WHAT THE TASK REQUIRES:
Omit the pictures, but give back every entry below exactly as written.

Dataset listings of figures:
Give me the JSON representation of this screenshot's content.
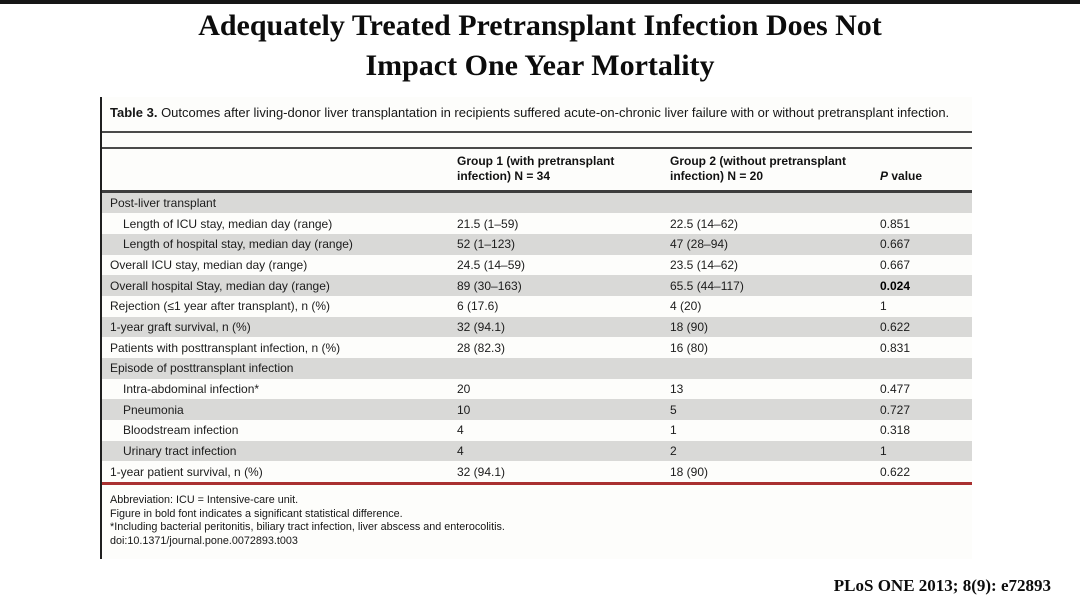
{
  "page": {
    "title_line1": "Adequately Treated Pretransplant Infection Does Not",
    "title_line2": "Impact One Year Mortality",
    "citation": "PLoS ONE 2013; 8(9): e72893"
  },
  "colors": {
    "top_bar": "#161616",
    "rule": "#4a4a4a",
    "stripe": "#d9d9d7",
    "red_rule": "#a93030"
  },
  "table": {
    "caption_label": "Table 3.",
    "caption_text": " Outcomes after living-donor liver transplantation in recipients suffered acute-on-chronic liver failure with or without pretransplant infection.",
    "header": {
      "group1": "Group 1 (with pretransplant infection) N = 34",
      "group2": "Group 2 (without pretransplant infection) N = 20",
      "p_italic": "P",
      "p_rest": " value"
    },
    "rows": [
      {
        "label": "Post-liver transplant",
        "g1": "",
        "g2": "",
        "p": "",
        "section": true,
        "shaded": true
      },
      {
        "label": "Length of ICU stay, median day (range)",
        "g1": "21.5 (1–59)",
        "g2": "22.5 (14–62)",
        "p": "0.851",
        "indent": true
      },
      {
        "label": "Length of hospital stay, median day (range)",
        "g1": "52 (1–123)",
        "g2": "47 (28–94)",
        "p": "0.667",
        "indent": true,
        "shaded": true
      },
      {
        "label": "Overall ICU stay, median day (range)",
        "g1": "24.5 (14–59)",
        "g2": "23.5 (14–62)",
        "p": "0.667"
      },
      {
        "label": "Overall hospital Stay, median day (range)",
        "g1": "89 (30–163)",
        "g2": "65.5 (44–117)",
        "p": "0.024",
        "shaded": true,
        "bold_p": true
      },
      {
        "label": "Rejection (≤1 year after transplant), n (%)",
        "g1": "6 (17.6)",
        "g2": "4 (20)",
        "p": "1"
      },
      {
        "label": "1-year graft survival, n (%)",
        "g1": "32 (94.1)",
        "g2": "18 (90)",
        "p": "0.622",
        "shaded": true
      },
      {
        "label": "Patients with posttransplant infection, n (%)",
        "g1": "28 (82.3)",
        "g2": "16 (80)",
        "p": "0.831"
      },
      {
        "label": "Episode of posttransplant infection",
        "g1": "",
        "g2": "",
        "p": "",
        "section": true,
        "shaded": true
      },
      {
        "label": "Intra-abdominal infection*",
        "g1": "20",
        "g2": "13",
        "p": "0.477",
        "indent": true
      },
      {
        "label": "Pneumonia",
        "g1": "10",
        "g2": "5",
        "p": "0.727",
        "indent": true,
        "shaded": true
      },
      {
        "label": "Bloodstream infection",
        "g1": "4",
        "g2": "1",
        "p": "0.318",
        "indent": true
      },
      {
        "label": "Urinary tract infection",
        "g1": "4",
        "g2": "2",
        "p": "1",
        "indent": true,
        "shaded": true
      },
      {
        "label": "1-year patient survival, n (%)",
        "g1": "32 (94.1)",
        "g2": "18 (90)",
        "p": "0.622"
      }
    ],
    "footnotes": [
      "Abbreviation: ICU = Intensive-care unit.",
      "Figure in bold font indicates a significant statistical difference.",
      "*Including bacterial peritonitis, biliary tract infection, liver abscess and enterocolitis.",
      "doi:10.1371/journal.pone.0072893.t003"
    ]
  }
}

WRITTEN ANSWER:
Give me the JSON representation of this screenshot's content.
{
  "page": {
    "title_line1": "Adequately Treated Pretransplant Infection Does Not",
    "title_line2": "Impact One Year Mortality",
    "citation": "PLoS ONE 2013; 8(9): e72893"
  },
  "colors": {
    "top_bar": "#161616",
    "rule": "#4a4a4a",
    "stripe": "#d9d9d7",
    "red_rule": "#a93030"
  },
  "table": {
    "caption_label": "Table 3.",
    "caption_text": " Outcomes after living-donor liver transplantation in recipients suffered acute-on-chronic liver failure with or without pretransplant infection.",
    "header": {
      "group1": "Group 1 (with pretransplant infection) N = 34",
      "group2": "Group 2 (without pretransplant infection) N = 20",
      "p_italic": "P",
      "p_rest": " value"
    },
    "rows": [
      {
        "label": "Post-liver transplant",
        "g1": "",
        "g2": "",
        "p": "",
        "section": true,
        "shaded": true
      },
      {
        "label": "Length of ICU stay, median day (range)",
        "g1": "21.5 (1–59)",
        "g2": "22.5 (14–62)",
        "p": "0.851",
        "indent": true
      },
      {
        "label": "Length of hospital stay, median day (range)",
        "g1": "52 (1–123)",
        "g2": "47 (28–94)",
        "p": "0.667",
        "indent": true,
        "shaded": true
      },
      {
        "label": "Overall ICU stay, median day (range)",
        "g1": "24.5 (14–59)",
        "g2": "23.5 (14–62)",
        "p": "0.667"
      },
      {
        "label": "Overall hospital Stay, median day (range)",
        "g1": "89 (30–163)",
        "g2": "65.5 (44–117)",
        "p": "0.024",
        "shaded": true,
        "bold_p": true
      },
      {
        "label": "Rejection (≤1 year after transplant), n (%)",
        "g1": "6 (17.6)",
        "g2": "4 (20)",
        "p": "1"
      },
      {
        "label": "1-year graft survival, n (%)",
        "g1": "32 (94.1)",
        "g2": "18 (90)",
        "p": "0.622",
        "shaded": true
      },
      {
        "label": "Patients with posttransplant infection, n (%)",
        "g1": "28 (82.3)",
        "g2": "16 (80)",
        "p": "0.831"
      },
      {
        "label": "Episode of posttransplant infection",
        "g1": "",
        "g2": "",
        "p": "",
        "section": true,
        "shaded": true
      },
      {
        "label": "Intra-abdominal infection*",
        "g1": "20",
        "g2": "13",
        "p": "0.477",
        "indent": true
      },
      {
        "label": "Pneumonia",
        "g1": "10",
        "g2": "5",
        "p": "0.727",
        "indent": true,
        "shaded": true
      },
      {
        "label": "Bloodstream infection",
        "g1": "4",
        "g2": "1",
        "p": "0.318",
        "indent": true
      },
      {
        "label": "Urinary tract infection",
        "g1": "4",
        "g2": "2",
        "p": "1",
        "indent": true,
        "shaded": true
      },
      {
        "label": "1-year patient survival, n (%)",
        "g1": "32 (94.1)",
        "g2": "18 (90)",
        "p": "0.622"
      }
    ],
    "footnotes": [
      "Abbreviation: ICU = Intensive-care unit.",
      "Figure in bold font indicates a significant statistical difference.",
      "*Including bacterial peritonitis, biliary tract infection, liver abscess and enterocolitis.",
      "doi:10.1371/journal.pone.0072893.t003"
    ]
  }
}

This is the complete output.